Instructions to follow:
Repeat each entry word for word. Leave any images out of the copy.

Collected data:

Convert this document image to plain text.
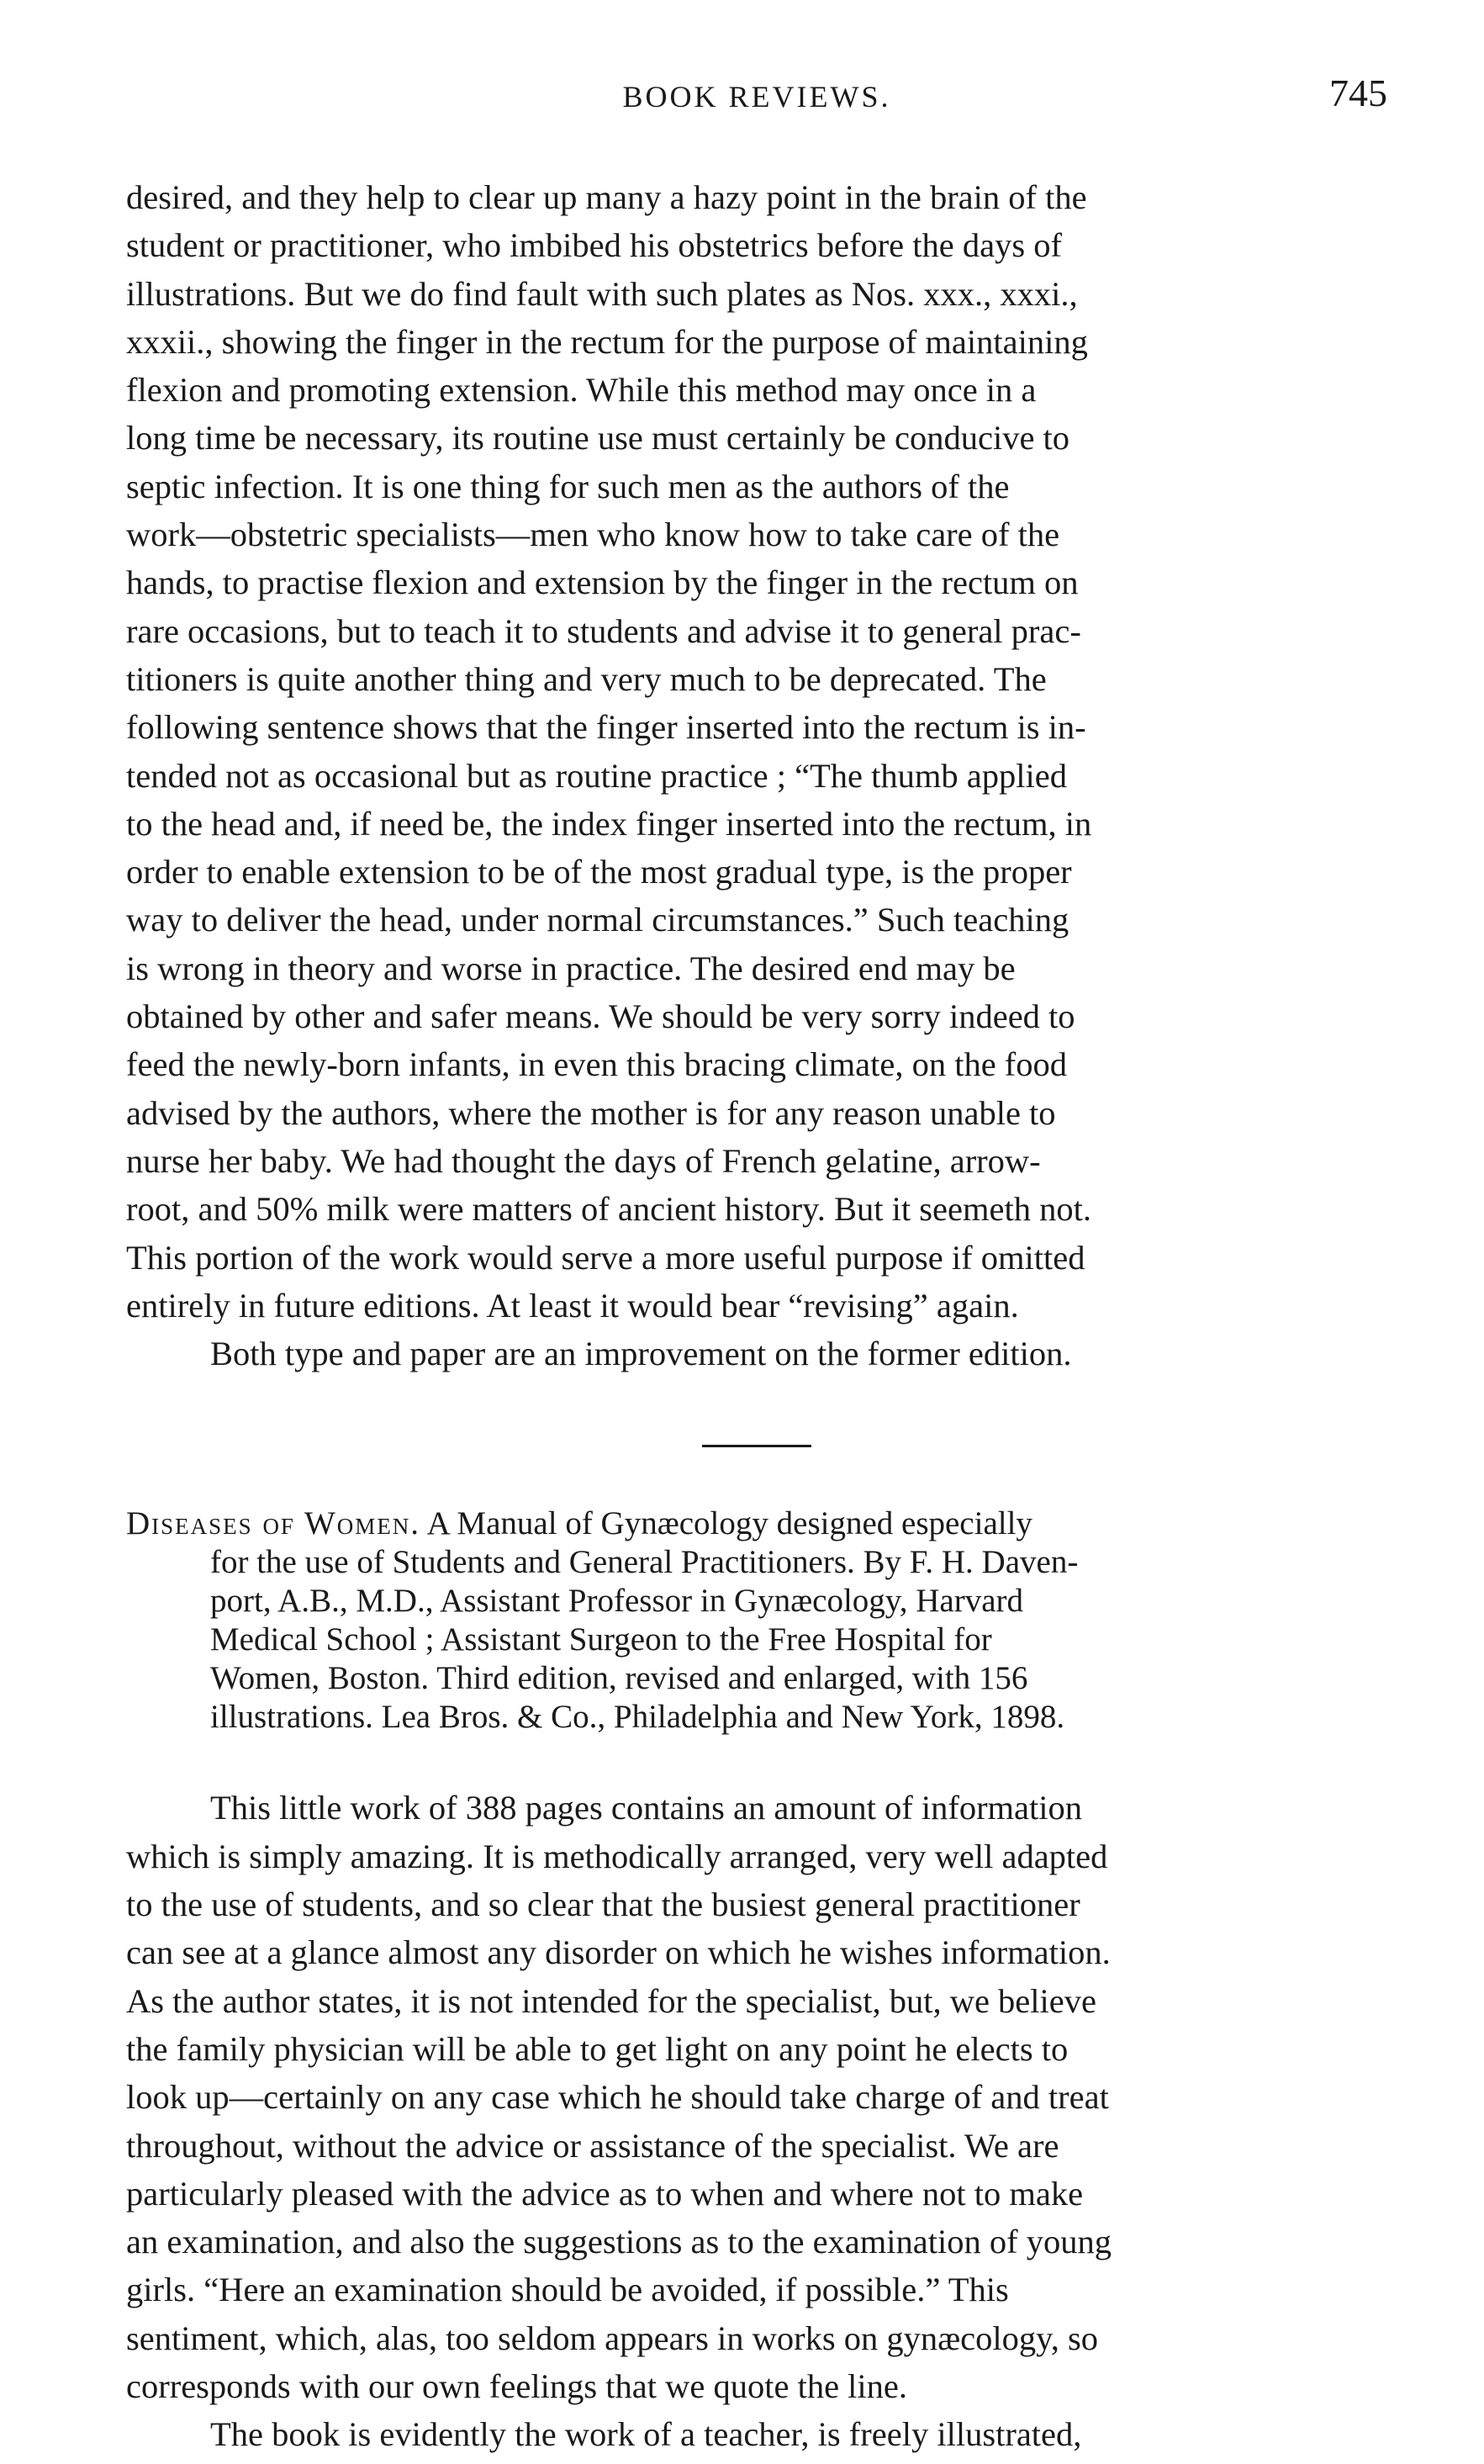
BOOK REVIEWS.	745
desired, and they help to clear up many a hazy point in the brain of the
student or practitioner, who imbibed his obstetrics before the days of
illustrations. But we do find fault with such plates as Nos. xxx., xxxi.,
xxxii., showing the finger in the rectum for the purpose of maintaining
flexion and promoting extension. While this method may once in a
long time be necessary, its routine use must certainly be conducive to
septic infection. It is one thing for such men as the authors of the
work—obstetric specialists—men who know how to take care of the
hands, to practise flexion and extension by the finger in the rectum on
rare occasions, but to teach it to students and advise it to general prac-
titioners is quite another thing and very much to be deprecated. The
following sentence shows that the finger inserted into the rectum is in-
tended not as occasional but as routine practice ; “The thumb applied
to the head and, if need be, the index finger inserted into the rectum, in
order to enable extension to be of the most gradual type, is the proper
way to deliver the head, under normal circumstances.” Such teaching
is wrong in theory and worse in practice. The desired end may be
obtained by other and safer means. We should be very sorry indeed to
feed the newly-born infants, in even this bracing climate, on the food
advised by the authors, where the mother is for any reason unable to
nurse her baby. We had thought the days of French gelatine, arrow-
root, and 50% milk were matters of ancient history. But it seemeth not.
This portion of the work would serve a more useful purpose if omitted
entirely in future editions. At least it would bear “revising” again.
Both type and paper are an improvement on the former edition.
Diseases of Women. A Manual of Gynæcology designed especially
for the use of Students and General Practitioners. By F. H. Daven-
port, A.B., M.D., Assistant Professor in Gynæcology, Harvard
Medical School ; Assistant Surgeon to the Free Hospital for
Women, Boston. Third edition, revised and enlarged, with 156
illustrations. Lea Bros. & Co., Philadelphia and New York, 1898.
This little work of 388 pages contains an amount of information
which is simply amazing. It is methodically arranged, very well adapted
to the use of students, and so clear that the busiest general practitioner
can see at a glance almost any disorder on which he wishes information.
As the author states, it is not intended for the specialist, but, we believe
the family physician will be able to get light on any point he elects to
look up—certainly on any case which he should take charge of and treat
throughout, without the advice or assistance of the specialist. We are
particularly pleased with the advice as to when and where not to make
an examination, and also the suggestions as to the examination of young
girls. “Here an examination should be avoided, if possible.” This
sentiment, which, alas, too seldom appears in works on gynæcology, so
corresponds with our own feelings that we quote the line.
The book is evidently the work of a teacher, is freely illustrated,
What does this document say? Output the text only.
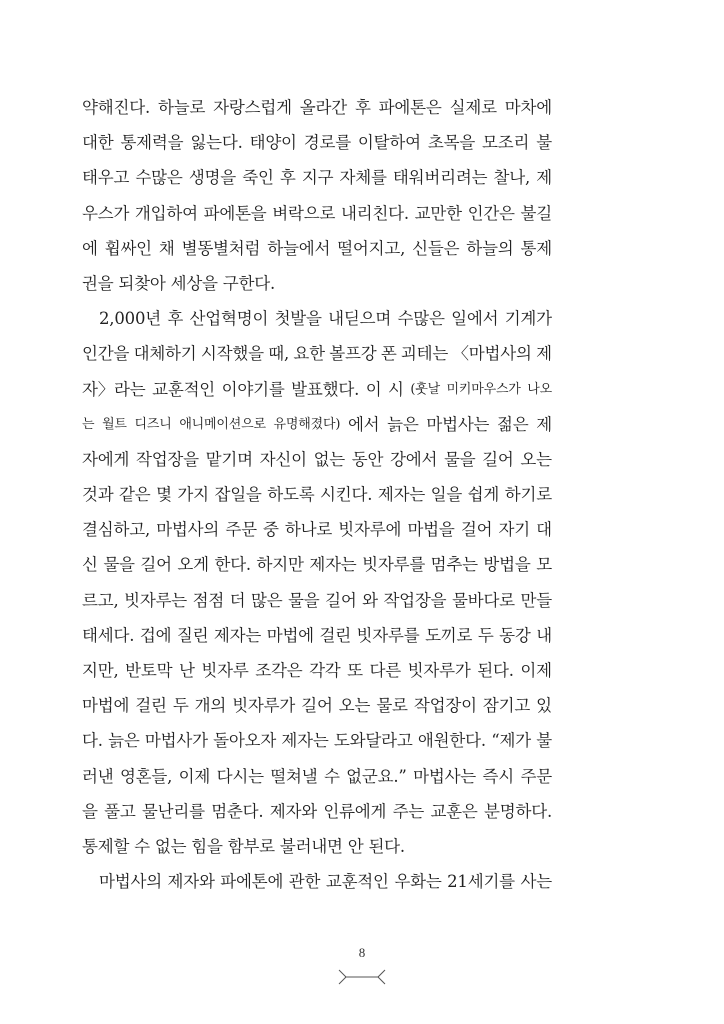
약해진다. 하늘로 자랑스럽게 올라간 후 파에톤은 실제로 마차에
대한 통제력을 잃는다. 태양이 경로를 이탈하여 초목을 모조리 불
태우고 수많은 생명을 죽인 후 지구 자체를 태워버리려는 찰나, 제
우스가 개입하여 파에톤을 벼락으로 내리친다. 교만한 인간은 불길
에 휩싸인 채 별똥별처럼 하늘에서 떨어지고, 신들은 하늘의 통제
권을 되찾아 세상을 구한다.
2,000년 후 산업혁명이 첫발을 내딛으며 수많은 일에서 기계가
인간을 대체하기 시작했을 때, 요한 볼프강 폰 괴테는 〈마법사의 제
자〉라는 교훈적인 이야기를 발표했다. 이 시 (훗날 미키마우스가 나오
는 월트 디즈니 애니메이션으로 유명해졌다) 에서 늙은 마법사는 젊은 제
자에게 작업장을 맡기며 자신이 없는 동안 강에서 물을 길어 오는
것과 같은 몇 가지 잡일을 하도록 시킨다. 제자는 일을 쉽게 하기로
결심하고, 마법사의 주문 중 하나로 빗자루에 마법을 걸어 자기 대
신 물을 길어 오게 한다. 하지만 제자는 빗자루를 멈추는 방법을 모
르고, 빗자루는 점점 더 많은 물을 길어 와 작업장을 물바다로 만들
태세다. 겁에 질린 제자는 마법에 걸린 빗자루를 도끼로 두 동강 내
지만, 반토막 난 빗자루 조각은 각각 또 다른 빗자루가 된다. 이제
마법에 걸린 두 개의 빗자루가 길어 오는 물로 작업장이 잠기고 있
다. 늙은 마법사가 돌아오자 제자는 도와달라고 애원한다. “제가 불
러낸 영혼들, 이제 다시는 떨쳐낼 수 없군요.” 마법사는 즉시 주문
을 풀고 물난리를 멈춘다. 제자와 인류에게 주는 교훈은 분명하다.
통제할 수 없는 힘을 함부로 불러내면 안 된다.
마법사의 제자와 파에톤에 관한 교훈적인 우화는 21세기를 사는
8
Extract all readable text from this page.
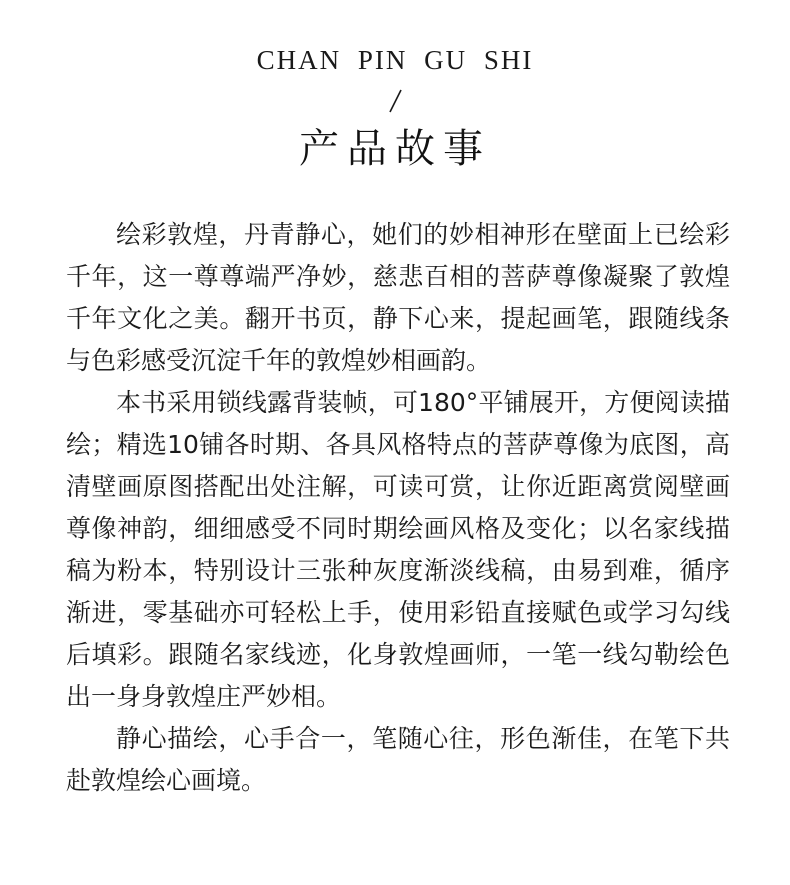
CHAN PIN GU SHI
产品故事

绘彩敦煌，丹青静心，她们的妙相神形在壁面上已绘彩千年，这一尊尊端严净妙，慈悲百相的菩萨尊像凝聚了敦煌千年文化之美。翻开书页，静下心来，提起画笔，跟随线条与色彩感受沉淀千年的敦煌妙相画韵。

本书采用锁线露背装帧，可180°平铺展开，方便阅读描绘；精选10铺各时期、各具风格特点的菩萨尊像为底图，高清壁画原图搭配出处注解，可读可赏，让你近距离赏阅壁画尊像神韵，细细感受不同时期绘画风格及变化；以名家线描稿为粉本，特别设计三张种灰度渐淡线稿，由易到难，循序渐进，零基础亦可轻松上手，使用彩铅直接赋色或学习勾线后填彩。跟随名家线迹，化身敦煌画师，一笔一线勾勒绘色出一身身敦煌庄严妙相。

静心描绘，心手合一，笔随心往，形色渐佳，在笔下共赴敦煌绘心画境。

Expected answer:
Convert this document image to plain text.
BOOK REVIEWS.	745
desired, and they help to clear up many a hazy point in the brain of the
student or practitioner, who imbibed his obstetrics before the days of
illustrations. But we do find fault with such plates as Nos. xxx., xxxi.,
xxxii., showing the finger in the rectum for the purpose of maintaining
flexion and promoting extension. While this method may once in a
long time be necessary, its routine use must certainly be conducive to
septic infection. It is one thing for such men as the authors of the
work—obstetric specialists—men who know how to take care of the
hands, to practise flexion and extension by the finger in the rectum on
rare occasions, but to teach it to students and advise it to general prac-
titioners is quite another thing and very much to be deprecated. The
following sentence shows that the finger inserted into the rectum is in-
tended not as occasional but as routine practice ; “The thumb applied
to the head and, if need be, the index finger inserted into the rectum, in
order to enable extension to be of the most gradual type, is the proper
way to deliver the head, under normal circumstances.” Such teaching
is wrong in theory and worse in practice. The desired end may be
obtained by other and safer means. We should be very sorry indeed to
feed the newly-born infants, in even this bracing climate, on the food
advised by the authors, where the mother is for any reason unable to
nurse her baby. We had thought the days of French gelatine, arrow-
root, and 50% milk were matters of ancient history. But it seemeth not.
This portion of the work would serve a more useful purpose if omitted
entirely in future editions. At least it would bear “revising” again.
Both type and paper are an improvement on the former edition.
Diseases of Women. A Manual of Gynæcology designed especially
for the use of Students and General Practitioners. By F. H. Daven-
port, A.B., M.D., Assistant Professor in Gynæcology, Harvard
Medical School ; Assistant Surgeon to the Free Hospital for
Women, Boston. Third edition, revised and enlarged, with 156
illustrations. Lea Bros. & Co., Philadelphia and New York, 1898.
This little work of 388 pages contains an amount of information
which is simply amazing. It is methodically arranged, very well adapted
to the use of students, and so clear that the busiest general practitioner
can see at a glance almost any disorder on which he wishes information.
As the author states, it is not intended for the specialist, but, we believe
the family physician will be able to get light on any point he elects to
look up—certainly on any case which he should take charge of and treat
throughout, without the advice or assistance of the specialist. We are
particularly pleased with the advice as to when and where not to make
an examination, and also the suggestions as to the examination of young
girls. “Here an examination should be avoided, if possible.” This
sentiment, which, alas, too seldom appears in works on gynæcology, so
corresponds with our own feelings that we quote the line.
The book is evidently the work of a teacher, is freely illustrated,
What does this document say? Output the text only.
약해진다. 하늘로 자랑스럽게 올라간 후 파에톤은 실제로 마차에
대한 통제력을 잃는다. 태양이 경로를 이탈하여 초목을 모조리 불
태우고 수많은 생명을 죽인 후 지구 자체를 태워버리려는 찰나, 제
우스가 개입하여 파에톤을 벼락으로 내리친다. 교만한 인간은 불길
에 휩싸인 채 별똥별처럼 하늘에서 떨어지고, 신들은 하늘의 통제
권을 되찾아 세상을 구한다.
2,000년 후 산업혁명이 첫발을 내딛으며 수많은 일에서 기계가
인간을 대체하기 시작했을 때, 요한 볼프강 폰 괴테는 〈마법사의 제
자〉라는 교훈적인 이야기를 발표했다. 이 시 (훗날 미키마우스가 나오
는 월트 디즈니 애니메이션으로 유명해졌다) 에서 늙은 마법사는 젊은 제
자에게 작업장을 맡기며 자신이 없는 동안 강에서 물을 길어 오는
것과 같은 몇 가지 잡일을 하도록 시킨다. 제자는 일을 쉽게 하기로
결심하고, 마법사의 주문 중 하나로 빗자루에 마법을 걸어 자기 대
신 물을 길어 오게 한다. 하지만 제자는 빗자루를 멈추는 방법을 모
르고, 빗자루는 점점 더 많은 물을 길어 와 작업장을 물바다로 만들
태세다. 겁에 질린 제자는 마법에 걸린 빗자루를 도끼로 두 동강 내
지만, 반토막 난 빗자루 조각은 각각 또 다른 빗자루가 된다. 이제
마법에 걸린 두 개의 빗자루가 길어 오는 물로 작업장이 잠기고 있
다. 늙은 마법사가 돌아오자 제자는 도와달라고 애원한다. “제가 불
러낸 영혼들, 이제 다시는 떨쳐낼 수 없군요.” 마법사는 즉시 주문
을 풀고 물난리를 멈춘다. 제자와 인류에게 주는 교훈은 분명하다.
통제할 수 없는 힘을 함부로 불러내면 안 된다.
마법사의 제자와 파에톤에 관한 교훈적인 우화는 21세기를 사는
8
Extract all readable text from this page.
CHAN PIN GU SHI
产品故事

绘彩敦煌，丹青静心，她们的妙相神形在壁面上已绘彩千年，这一尊尊端严净妙，慈悲百相的菩萨尊像凝聚了敦煌千年文化之美。翻开书页，静下心来，提起画笔，跟随线条与色彩感受沉淀千年的敦煌妙相画韵。

本书采用锁线露背装帧，可180°平铺展开，方便阅读描绘；精选10铺各时期、各具风格特点的菩萨尊像为底图，高清壁画原图搭配出处注解，可读可赏，让你近距离赏阅壁画尊像神韵，细细感受不同时期绘画风格及变化；以名家线描稿为粉本，特别设计三张种灰度渐淡线稿，由易到难，循序渐进，零基础亦可轻松上手，使用彩铅直接赋色或学习勾线后填彩。跟随名家线迹，化身敦煌画师，一笔一线勾勒绘色出一身身敦煌庄严妙相。

静心描绘，心手合一，笔随心往，形色渐佳，在笔下共赴敦煌绘心画境。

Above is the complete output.